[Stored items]
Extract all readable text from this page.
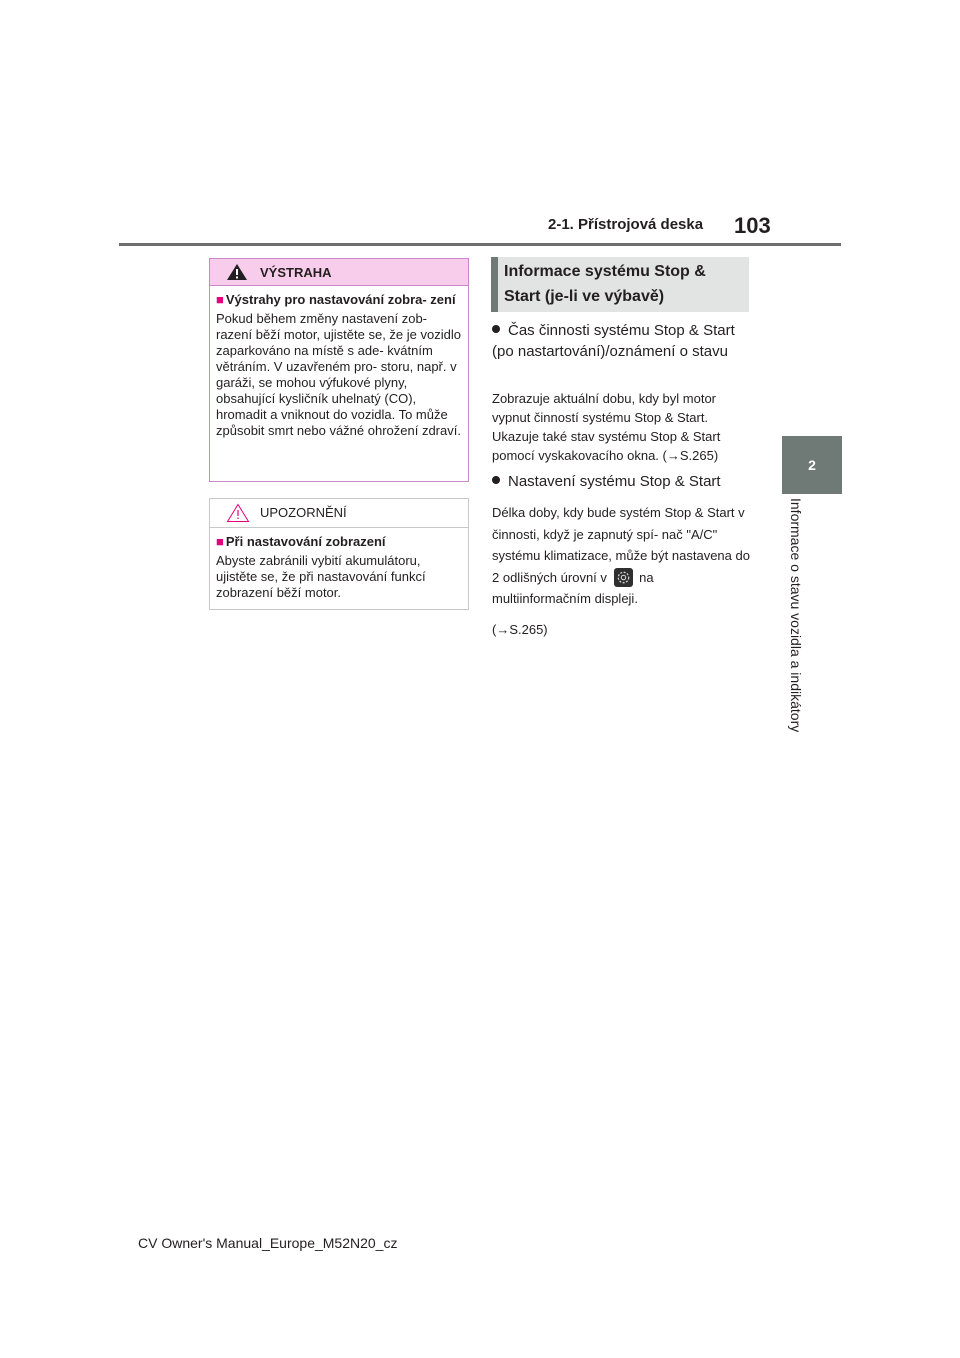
2-1. Přístrojová deska 103
2
Informace o stavu vozidla a indikátory
VÝSTRAHA
■ Výstrahy pro nastavování zobra- zení
Pokud během změny nastavení zob- razení běží motor, ujistěte se, že je vozidlo zaparkováno na místě s ade- kvátním větráním. V uzavřeném pro- storu, např. v garáži, se mohou výfukové plyny, obsahující kysličník uhelnatý (CO), hromadit a vniknout do vozidla. To může způsobit smrt nebo vážné ohrožení zdraví.
UPOZORNĚNÍ
■ Při nastavování zobrazení
Abyste zabránili vybití akumulátoru, ujistěte se, že při nastavování funkcí zobrazení běží motor.
Informace systému Stop & Start (je-li ve výbavě)
Čas činnosti systému Stop & Start (po nastartování)/oznámení o stavu
Zobrazuje aktuální dobu, kdy byl motor vypnut činností systému Stop & Start. Ukazuje také stav systému Stop & Start pomocí vyskakovacího okna. (→S.265)
Nastavení systému Stop & Start
Délka doby, kdy bude systém Stop & Start v činnosti, když je zapnutý spí- nač "A/C" systému klimatizace, může být nastavena do 2 odlišných úrovní v na multiinformačním displeji.
(→S.265)
CV Owner's Manual_Europe_M52N20_cz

__Stated exercise__: Copy out every line of the data that includes "běží".

__Correct output__:
Pokud během změny nastavení zob- razení běží motor, ujistěte se, že je vozidlo zaparkováno na místě s ade- kvátním větráním. V uzavřeném pro- storu, např. v garáži, se mohou výfukové plyny, obsahující kysličník uhelnatý (CO), hromadit a vniknout do vozidla. To může způsobit smrt nebo vážné ohrožení zdraví.
Abyste zabránili vybití akumulátoru, ujistěte se, že při nastavování funkcí zobrazení běží motor.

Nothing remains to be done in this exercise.